■ **WHAT YOU WILL DO**: Transcribe the listing in full, excluding any pictures.
* Start MATERIAL TO PROCESS *
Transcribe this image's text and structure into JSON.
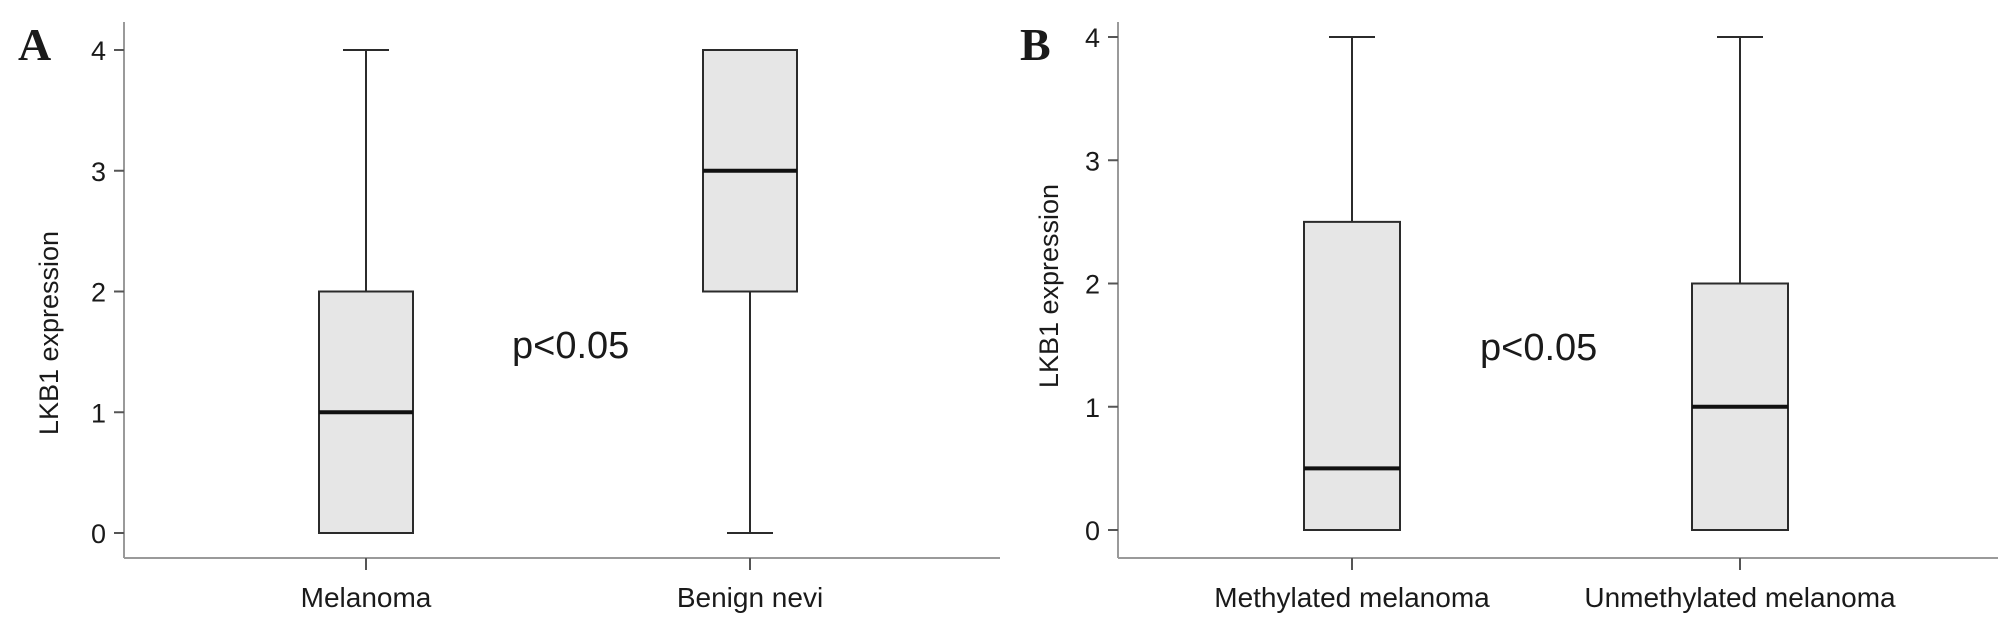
{
  "chart_data": [
    {
      "type": "box",
      "panel": "A",
      "title": "",
      "xlabel": "",
      "ylabel": "LKB1 expression",
      "ylim": [
        0,
        4
      ],
      "yticks": [
        "0",
        "1",
        "2",
        "3",
        "4"
      ],
      "categories": [
        "Melanoma",
        "Benign nevi"
      ],
      "boxes": [
        {
          "category": "Melanoma",
          "min": 0,
          "q1": 0,
          "median": 1,
          "q3": 2,
          "max": 4
        },
        {
          "category": "Benign nevi",
          "min": 0,
          "q1": 2,
          "median": 3,
          "q3": 4,
          "max": 4
        }
      ],
      "annotation": "p<0.05",
      "box_color": "#e6e6e6",
      "grid": false
    },
    {
      "type": "box",
      "panel": "B",
      "title": "",
      "xlabel": "",
      "ylabel": "LKB1 expression",
      "ylim": [
        0,
        4
      ],
      "yticks": [
        "0",
        "1",
        "2",
        "3",
        "4"
      ],
      "categories": [
        "Methylated melanoma",
        "Unmethylated melanoma"
      ],
      "boxes": [
        {
          "category": "Methylated melanoma",
          "min": 0,
          "q1": 0,
          "median": 0.5,
          "q3": 2.5,
          "max": 4
        },
        {
          "category": "Unmethylated melanoma",
          "min": 0,
          "q1": 0,
          "median": 1,
          "q3": 2,
          "max": 4
        }
      ],
      "annotation": "p<0.05",
      "box_color": "#e6e6e6",
      "grid": false
    }
  ]
}
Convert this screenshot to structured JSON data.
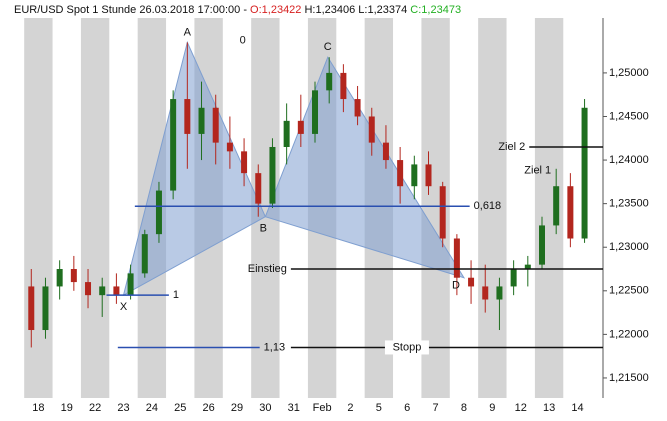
{
  "chart_data": {
    "type": "candlestick",
    "header": [
      {
        "text": "EUR/USD Spot 1 Stunde  26.03.2018 17:00:00 - ",
        "color": "#111111"
      },
      {
        "text": "O:1,23422",
        "color": "#d62020"
      },
      {
        "text": " H:1,23406 L:1,23374 ",
        "color": "#111111"
      },
      {
        "text": "C:1,23473",
        "color": "#22b022"
      }
    ],
    "categories": [
      "18",
      "19",
      "22",
      "23",
      "24",
      "25",
      "26",
      "29",
      "30",
      "31",
      "Feb",
      "2",
      "5",
      "6",
      "7",
      "8",
      "9",
      "12",
      "13",
      "14"
    ],
    "xlim": [
      -1,
      19.9
    ],
    "ylim": [
      1.2127,
      1.2563
    ],
    "yticks": [
      {
        "value": 1.215,
        "label": "1,21500"
      },
      {
        "value": 1.22,
        "label": "1,22000"
      },
      {
        "value": 1.225,
        "label": "1,22500"
      },
      {
        "value": 1.23,
        "label": "1,23000"
      },
      {
        "value": 1.235,
        "label": "1,23500"
      },
      {
        "value": 1.24,
        "label": "1,24000"
      },
      {
        "value": 1.245,
        "label": "1,24500"
      },
      {
        "value": 1.25,
        "label": "1,25000"
      }
    ],
    "up_color": "#1f6e1f",
    "down_color": "#b3261e",
    "band_color": "#d4d4d4",
    "x": [
      -0.25,
      0.25,
      0.75,
      1.25,
      1.75,
      2.25,
      2.75,
      3.25,
      3.75,
      4.25,
      4.75,
      5.25,
      5.75,
      6.25,
      6.75,
      7.25,
      7.75,
      8.25,
      8.75,
      9.25,
      9.75,
      10.25,
      10.75,
      11.25,
      11.75,
      12.25,
      12.75,
      13.25,
      13.75,
      14.25,
      14.75,
      15.25,
      15.75,
      16.25,
      16.75,
      17.25,
      17.75,
      18.25,
      18.75,
      19.25
    ],
    "open": [
      1.2255,
      1.2205,
      1.2255,
      1.2275,
      1.226,
      1.2245,
      1.2255,
      1.2245,
      1.227,
      1.2315,
      1.2365,
      1.247,
      1.243,
      1.246,
      1.242,
      1.241,
      1.2385,
      1.235,
      1.2415,
      1.2445,
      1.243,
      1.248,
      1.25,
      1.247,
      1.245,
      1.242,
      1.24,
      1.237,
      1.2395,
      1.237,
      1.231,
      1.2265,
      1.2255,
      1.224,
      1.2255,
      1.2275,
      1.228,
      1.2325,
      1.237,
      1.231
    ],
    "high": [
      1.2275,
      1.2265,
      1.2285,
      1.229,
      1.2275,
      1.2265,
      1.227,
      1.228,
      1.232,
      1.2375,
      1.248,
      1.2535,
      1.249,
      1.2475,
      1.245,
      1.2425,
      1.2395,
      1.2425,
      1.2465,
      1.2475,
      1.249,
      1.2518,
      1.251,
      1.2485,
      1.246,
      1.244,
      1.2415,
      1.2405,
      1.241,
      1.2375,
      1.2315,
      1.2285,
      1.228,
      1.2265,
      1.2285,
      1.229,
      1.2335,
      1.239,
      1.2385,
      1.247
    ],
    "low": [
      1.2185,
      1.2195,
      1.224,
      1.225,
      1.223,
      1.222,
      1.2235,
      1.224,
      1.2265,
      1.2305,
      1.2355,
      1.239,
      1.24,
      1.2395,
      1.239,
      1.237,
      1.2335,
      1.2345,
      1.2395,
      1.2415,
      1.242,
      1.2465,
      1.2455,
      1.244,
      1.2405,
      1.239,
      1.235,
      1.2355,
      1.236,
      1.23,
      1.2245,
      1.2235,
      1.2225,
      1.2205,
      1.2245,
      1.2255,
      1.2275,
      1.2315,
      1.23,
      1.2305
    ],
    "close": [
      1.2205,
      1.2255,
      1.2275,
      1.226,
      1.2245,
      1.2255,
      1.2245,
      1.227,
      1.2315,
      1.2365,
      1.247,
      1.243,
      1.246,
      1.242,
      1.241,
      1.2385,
      1.235,
      1.2415,
      1.2445,
      1.243,
      1.248,
      1.25,
      1.247,
      1.245,
      1.242,
      1.24,
      1.237,
      1.2395,
      1.237,
      1.231,
      1.2265,
      1.2255,
      1.224,
      1.2255,
      1.2275,
      1.228,
      1.2325,
      1.237,
      1.231,
      1.246
    ],
    "pattern_color": "#7f9fd0",
    "pattern": [
      {
        "label": "X",
        "x": 3.0,
        "y": 1.2245
      },
      {
        "label": "A",
        "x": 5.25,
        "y": 1.2535
      },
      {
        "label": "B",
        "x": 8.0,
        "y": 1.2335
      },
      {
        "label": "C",
        "x": 10.2,
        "y": 1.2518
      },
      {
        "label": "D",
        "x": 15.0,
        "y": 1.2265
      }
    ],
    "levels": [
      {
        "label": "0,618",
        "value": 1.2347,
        "x": [
          3.4,
          15.2
        ],
        "color": "#2a4fb0",
        "label_pos": "right"
      },
      {
        "label": "1",
        "value": 1.2245,
        "x": [
          2.4,
          4.6
        ],
        "color": "#2a4fb0",
        "label_pos": "right"
      },
      {
        "label": "1,13",
        "value": 1.2185,
        "x": [
          2.8,
          7.8
        ],
        "color": "#2a4fb0",
        "label_pos": "right"
      },
      {
        "label": "Stopp",
        "value": 1.2185,
        "x": [
          8.9,
          19.9
        ],
        "color": "#111111",
        "label_pos": "middle"
      },
      {
        "label": "Einstieg",
        "value": 1.2275,
        "x": [
          8.9,
          19.9
        ],
        "color": "#111111",
        "label_pos": "left"
      },
      {
        "label": "Ziel 2",
        "value": 1.2415,
        "x": [
          17.3,
          19.9
        ],
        "color": "#111111",
        "label_pos": "left"
      }
    ],
    "annotations": [
      {
        "text": "Ziel 1",
        "x": 17.6,
        "y": 1.2388,
        "color": "#111111"
      },
      {
        "text": "0",
        "x": 7.2,
        "y": 1.2537,
        "color": "#2a4fb0"
      }
    ]
  }
}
* End MATERIAL TO PROCESS *
■ **THE RESULT**:
Transcribe this image's text and structure into JSON.
{
  "chart_data": [
    {
      "type": "box",
      "panel": "A",
      "title": "",
      "xlabel": "",
      "ylabel": "LKB1 expression",
      "ylim": [
        0,
        4
      ],
      "yticks": [
        "0",
        "1",
        "2",
        "3",
        "4"
      ],
      "categories": [
        "Melanoma",
        "Benign nevi"
      ],
      "boxes": [
        {
          "category": "Melanoma",
          "min": 0,
          "q1": 0,
          "median": 1,
          "q3": 2,
          "max": 4
        },
        {
          "category": "Benign nevi",
          "min": 0,
          "q1": 2,
          "median": 3,
          "q3": 4,
          "max": 4
        }
      ],
      "annotation": "p<0.05",
      "box_color": "#e6e6e6",
      "grid": false
    },
    {
      "type": "box",
      "panel": "B",
      "title": "",
      "xlabel": "",
      "ylabel": "LKB1 expression",
      "ylim": [
        0,
        4
      ],
      "yticks": [
        "0",
        "1",
        "2",
        "3",
        "4"
      ],
      "categories": [
        "Methylated melanoma",
        "Unmethylated melanoma"
      ],
      "boxes": [
        {
          "category": "Methylated melanoma",
          "min": 0,
          "q1": 0,
          "median": 0.5,
          "q3": 2.5,
          "max": 4
        },
        {
          "category": "Unmethylated melanoma",
          "min": 0,
          "q1": 0,
          "median": 1,
          "q3": 2,
          "max": 4
        }
      ],
      "annotation": "p<0.05",
      "box_color": "#e6e6e6",
      "grid": false
    }
  ]
}
Convert this screenshot to structured JSON data.
{
  "chart_data": {
    "type": "candlestick",
    "header": [
      {
        "text": "EUR/USD Spot 1 Stunde  26.03.2018 17:00:00 - ",
        "color": "#111111"
      },
      {
        "text": "O:1,23422",
        "color": "#d62020"
      },
      {
        "text": " H:1,23406 L:1,23374 ",
        "color": "#111111"
      },
      {
        "text": "C:1,23473",
        "color": "#22b022"
      }
    ],
    "categories": [
      "18",
      "19",
      "22",
      "23",
      "24",
      "25",
      "26",
      "29",
      "30",
      "31",
      "Feb",
      "2",
      "5",
      "6",
      "7",
      "8",
      "9",
      "12",
      "13",
      "14"
    ],
    "xlim": [
      -1,
      19.9
    ],
    "ylim": [
      1.2127,
      1.2563
    ],
    "yticks": [
      {
        "value": 1.215,
        "label": "1,21500"
      },
      {
        "value": 1.22,
        "label": "1,22000"
      },
      {
        "value": 1.225,
        "label": "1,22500"
      },
      {
        "value": 1.23,
        "label": "1,23000"
      },
      {
        "value": 1.235,
        "label": "1,23500"
      },
      {
        "value": 1.24,
        "label": "1,24000"
      },
      {
        "value": 1.245,
        "label": "1,24500"
      },
      {
        "value": 1.25,
        "label": "1,25000"
      }
    ],
    "up_color": "#1f6e1f",
    "down_color": "#b3261e",
    "band_color": "#d4d4d4",
    "x": [
      -0.25,
      0.25,
      0.75,
      1.25,
      1.75,
      2.25,
      2.75,
      3.25,
      3.75,
      4.25,
      4.75,
      5.25,
      5.75,
      6.25,
      6.75,
      7.25,
      7.75,
      8.25,
      8.75,
      9.25,
      9.75,
      10.25,
      10.75,
      11.25,
      11.75,
      12.25,
      12.75,
      13.25,
      13.75,
      14.25,
      14.75,
      15.25,
      15.75,
      16.25,
      16.75,
      17.25,
      17.75,
      18.25,
      18.75,
      19.25
    ],
    "open": [
      1.2255,
      1.2205,
      1.2255,
      1.2275,
      1.226,
      1.2245,
      1.2255,
      1.2245,
      1.227,
      1.2315,
      1.2365,
      1.247,
      1.243,
      1.246,
      1.242,
      1.241,
      1.2385,
      1.235,
      1.2415,
      1.2445,
      1.243,
      1.248,
      1.25,
      1.247,
      1.245,
      1.242,
      1.24,
      1.237,
      1.2395,
      1.237,
      1.231,
      1.2265,
      1.2255,
      1.224,
      1.2255,
      1.2275,
      1.228,
      1.2325,
      1.237,
      1.231
    ],
    "high": [
      1.2275,
      1.2265,
      1.2285,
      1.229,
      1.2275,
      1.2265,
      1.227,
      1.228,
      1.232,
      1.2375,
      1.248,
      1.2535,
      1.249,
      1.2475,
      1.245,
      1.2425,
      1.2395,
      1.2425,
      1.2465,
      1.2475,
      1.249,
      1.2518,
      1.251,
      1.2485,
      1.246,
      1.244,
      1.2415,
      1.2405,
      1.241,
      1.2375,
      1.2315,
      1.2285,
      1.228,
      1.2265,
      1.2285,
      1.229,
      1.2335,
      1.239,
      1.2385,
      1.247
    ],
    "low": [
      1.2185,
      1.2195,
      1.224,
      1.225,
      1.223,
      1.222,
      1.2235,
      1.224,
      1.2265,
      1.2305,
      1.2355,
      1.239,
      1.24,
      1.2395,
      1.239,
      1.237,
      1.2335,
      1.2345,
      1.2395,
      1.2415,
      1.242,
      1.2465,
      1.2455,
      1.244,
      1.2405,
      1.239,
      1.235,
      1.2355,
      1.236,
      1.23,
      1.2245,
      1.2235,
      1.2225,
      1.2205,
      1.2245,
      1.2255,
      1.2275,
      1.2315,
      1.23,
      1.2305
    ],
    "close": [
      1.2205,
      1.2255,
      1.2275,
      1.226,
      1.2245,
      1.2255,
      1.2245,
      1.227,
      1.2315,
      1.2365,
      1.247,
      1.243,
      1.246,
      1.242,
      1.241,
      1.2385,
      1.235,
      1.2415,
      1.2445,
      1.243,
      1.248,
      1.25,
      1.247,
      1.245,
      1.242,
      1.24,
      1.237,
      1.2395,
      1.237,
      1.231,
      1.2265,
      1.2255,
      1.224,
      1.2255,
      1.2275,
      1.228,
      1.2325,
      1.237,
      1.231,
      1.246
    ],
    "pattern_color": "#7f9fd0",
    "pattern": [
      {
        "label": "X",
        "x": 3.0,
        "y": 1.2245
      },
      {
        "label": "A",
        "x": 5.25,
        "y": 1.2535
      },
      {
        "label": "B",
        "x": 8.0,
        "y": 1.2335
      },
      {
        "label": "C",
        "x": 10.2,
        "y": 1.2518
      },
      {
        "label": "D",
        "x": 15.0,
        "y": 1.2265
      }
    ],
    "levels": [
      {
        "label": "0,618",
        "value": 1.2347,
        "x": [
          3.4,
          15.2
        ],
        "color": "#2a4fb0",
        "label_pos": "right"
      },
      {
        "label": "1",
        "value": 1.2245,
        "x": [
          2.4,
          4.6
        ],
        "color": "#2a4fb0",
        "label_pos": "right"
      },
      {
        "label": "1,13",
        "value": 1.2185,
        "x": [
          2.8,
          7.8
        ],
        "color": "#2a4fb0",
        "label_pos": "right"
      },
      {
        "label": "Stopp",
        "value": 1.2185,
        "x": [
          8.9,
          19.9
        ],
        "color": "#111111",
        "label_pos": "middle"
      },
      {
        "label": "Einstieg",
        "value": 1.2275,
        "x": [
          8.9,
          19.9
        ],
        "color": "#111111",
        "label_pos": "left"
      },
      {
        "label": "Ziel 2",
        "value": 1.2415,
        "x": [
          17.3,
          19.9
        ],
        "color": "#111111",
        "label_pos": "left"
      }
    ],
    "annotations": [
      {
        "text": "Ziel 1",
        "x": 17.6,
        "y": 1.2388,
        "color": "#111111"
      },
      {
        "text": "0",
        "x": 7.2,
        "y": 1.2537,
        "color": "#2a4fb0"
      }
    ]
  }
}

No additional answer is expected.